▶ **WHAT NEEDS TO BE DONE**
Word for word, set down the records and skip each picture.

----- GIVEN DATA -----

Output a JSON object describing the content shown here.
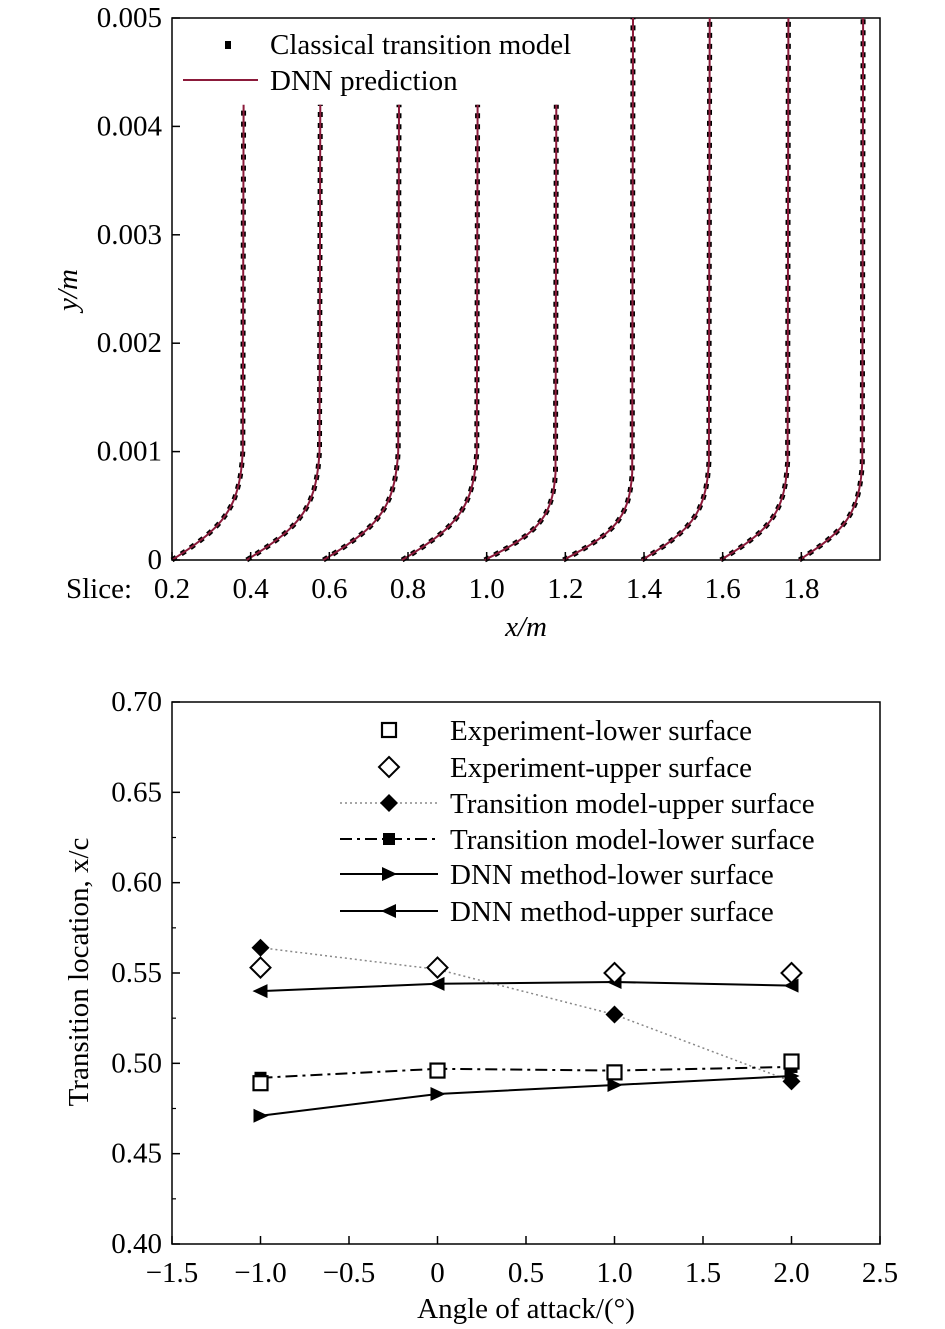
{
  "chart_data": [
    {
      "type": "line",
      "title": "",
      "slice_prefix": "Slice:",
      "xlabel": "x/m",
      "ylabel": "y/m",
      "xlim": [
        0.2,
        2.0
      ],
      "ylim": [
        0,
        0.005
      ],
      "x_ticks": [
        "0.2",
        "0.4",
        "0.6",
        "0.8",
        "1.0",
        "1.2",
        "1.4",
        "1.6",
        "1.8"
      ],
      "y_ticks": [
        "0",
        "0.001",
        "0.002",
        "0.003",
        "0.004",
        "0.005"
      ],
      "legend_position": "top-left",
      "series": [
        {
          "name": "Classical transition model",
          "style": "dots",
          "color": "#000000"
        },
        {
          "name": "DNN prediction",
          "style": "line",
          "color": "#8b1a3a"
        }
      ],
      "profiles": [
        {
          "slice": 0.2,
          "x_base": 0.2,
          "x_edge": 0.38,
          "y_edge": 0.001,
          "y_top": 0.0042
        },
        {
          "slice": 0.4,
          "x_base": 0.39,
          "x_edge": 0.575,
          "y_edge": 0.001,
          "y_top": 0.0042
        },
        {
          "slice": 0.6,
          "x_base": 0.585,
          "x_edge": 0.775,
          "y_edge": 0.001,
          "y_top": 0.0042
        },
        {
          "slice": 0.8,
          "x_base": 0.785,
          "x_edge": 0.975,
          "y_edge": 0.001,
          "y_top": 0.0042
        },
        {
          "slice": 1.0,
          "x_base": 0.995,
          "x_edge": 1.175,
          "y_edge": 0.0008,
          "y_top": 0.0042
        },
        {
          "slice": 1.2,
          "x_base": 1.195,
          "x_edge": 1.37,
          "y_edge": 0.0008,
          "y_top": 0.005
        },
        {
          "slice": 1.4,
          "x_base": 1.395,
          "x_edge": 1.565,
          "y_edge": 0.0009,
          "y_top": 0.005
        },
        {
          "slice": 1.6,
          "x_base": 1.595,
          "x_edge": 1.765,
          "y_edge": 0.0009,
          "y_top": 0.005
        },
        {
          "slice": 1.8,
          "x_base": 1.795,
          "x_edge": 1.955,
          "y_edge": 0.0009,
          "y_top": 0.005
        }
      ]
    },
    {
      "type": "line",
      "title": "",
      "xlabel": "Angle of attack/(°)",
      "ylabel": "Transition location, x/c",
      "xlim": [
        -1.5,
        2.5
      ],
      "ylim": [
        0.4,
        0.7
      ],
      "x_ticks": [
        "−1.5",
        "−1.0",
        "−0.5",
        "0",
        "0.5",
        "1.0",
        "1.5",
        "2.0",
        "2.5"
      ],
      "y_ticks": [
        "0.40",
        "0.45",
        "0.50",
        "0.55",
        "0.60",
        "0.65",
        "0.70"
      ],
      "legend_position": "top-right",
      "x": [
        -1.0,
        0.0,
        1.0,
        2.0
      ],
      "series": [
        {
          "name": "Experiment-lower surface",
          "marker": "square-open",
          "line": "none",
          "values": [
            0.489,
            0.496,
            0.495,
            0.501
          ]
        },
        {
          "name": "Experiment-upper surface",
          "marker": "diamond-open",
          "line": "none",
          "values": [
            0.553,
            0.553,
            0.55,
            0.55
          ]
        },
        {
          "name": "Transition model-upper surface",
          "marker": "diamond-filled",
          "line": "dotted",
          "values": [
            0.564,
            0.552,
            0.527,
            0.49
          ]
        },
        {
          "name": "Transition model-lower surface",
          "marker": "square-filled",
          "line": "dashdot",
          "values": [
            0.492,
            0.497,
            0.496,
            0.498
          ]
        },
        {
          "name": "DNN method-lower surface",
          "marker": "triangle-right",
          "line": "solid",
          "values": [
            0.471,
            0.483,
            0.488,
            0.493
          ]
        },
        {
          "name": "DNN method-upper surface",
          "marker": "triangle-left",
          "line": "solid",
          "values": [
            0.54,
            0.544,
            0.545,
            0.543
          ]
        }
      ]
    }
  ]
}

-----

▶ **THE RESULT**
Output a JSON object describing the content shown here.
{
  "chart_data": [
    {
      "type": "line",
      "title": "",
      "slice_prefix": "Slice:",
      "xlabel": "x/m",
      "ylabel": "y/m",
      "xlim": [
        0.2,
        2.0
      ],
      "ylim": [
        0,
        0.005
      ],
      "x_ticks": [
        "0.2",
        "0.4",
        "0.6",
        "0.8",
        "1.0",
        "1.2",
        "1.4",
        "1.6",
        "1.8"
      ],
      "y_ticks": [
        "0",
        "0.001",
        "0.002",
        "0.003",
        "0.004",
        "0.005"
      ],
      "legend_position": "top-left",
      "series": [
        {
          "name": "Classical transition model",
          "style": "dots",
          "color": "#000000"
        },
        {
          "name": "DNN prediction",
          "style": "line",
          "color": "#8b1a3a"
        }
      ],
      "profiles": [
        {
          "slice": 0.2,
          "x_base": 0.2,
          "x_edge": 0.38,
          "y_edge": 0.001,
          "y_top": 0.0042
        },
        {
          "slice": 0.4,
          "x_base": 0.39,
          "x_edge": 0.575,
          "y_edge": 0.001,
          "y_top": 0.0042
        },
        {
          "slice": 0.6,
          "x_base": 0.585,
          "x_edge": 0.775,
          "y_edge": 0.001,
          "y_top": 0.0042
        },
        {
          "slice": 0.8,
          "x_base": 0.785,
          "x_edge": 0.975,
          "y_edge": 0.001,
          "y_top": 0.0042
        },
        {
          "slice": 1.0,
          "x_base": 0.995,
          "x_edge": 1.175,
          "y_edge": 0.0008,
          "y_top": 0.0042
        },
        {
          "slice": 1.2,
          "x_base": 1.195,
          "x_edge": 1.37,
          "y_edge": 0.0008,
          "y_top": 0.005
        },
        {
          "slice": 1.4,
          "x_base": 1.395,
          "x_edge": 1.565,
          "y_edge": 0.0009,
          "y_top": 0.005
        },
        {
          "slice": 1.6,
          "x_base": 1.595,
          "x_edge": 1.765,
          "y_edge": 0.0009,
          "y_top": 0.005
        },
        {
          "slice": 1.8,
          "x_base": 1.795,
          "x_edge": 1.955,
          "y_edge": 0.0009,
          "y_top": 0.005
        }
      ]
    },
    {
      "type": "line",
      "title": "",
      "xlabel": "Angle of attack/(°)",
      "ylabel": "Transition location, x/c",
      "xlim": [
        -1.5,
        2.5
      ],
      "ylim": [
        0.4,
        0.7
      ],
      "x_ticks": [
        "−1.5",
        "−1.0",
        "−0.5",
        "0",
        "0.5",
        "1.0",
        "1.5",
        "2.0",
        "2.5"
      ],
      "y_ticks": [
        "0.40",
        "0.45",
        "0.50",
        "0.55",
        "0.60",
        "0.65",
        "0.70"
      ],
      "legend_position": "top-right",
      "x": [
        -1.0,
        0.0,
        1.0,
        2.0
      ],
      "series": [
        {
          "name": "Experiment-lower surface",
          "marker": "square-open",
          "line": "none",
          "values": [
            0.489,
            0.496,
            0.495,
            0.501
          ]
        },
        {
          "name": "Experiment-upper surface",
          "marker": "diamond-open",
          "line": "none",
          "values": [
            0.553,
            0.553,
            0.55,
            0.55
          ]
        },
        {
          "name": "Transition model-upper surface",
          "marker": "diamond-filled",
          "line": "dotted",
          "values": [
            0.564,
            0.552,
            0.527,
            0.49
          ]
        },
        {
          "name": "Transition model-lower surface",
          "marker": "square-filled",
          "line": "dashdot",
          "values": [
            0.492,
            0.497,
            0.496,
            0.498
          ]
        },
        {
          "name": "DNN method-lower surface",
          "marker": "triangle-right",
          "line": "solid",
          "values": [
            0.471,
            0.483,
            0.488,
            0.493
          ]
        },
        {
          "name": "DNN method-upper surface",
          "marker": "triangle-left",
          "line": "solid",
          "values": [
            0.54,
            0.544,
            0.545,
            0.543
          ]
        }
      ]
    }
  ]
}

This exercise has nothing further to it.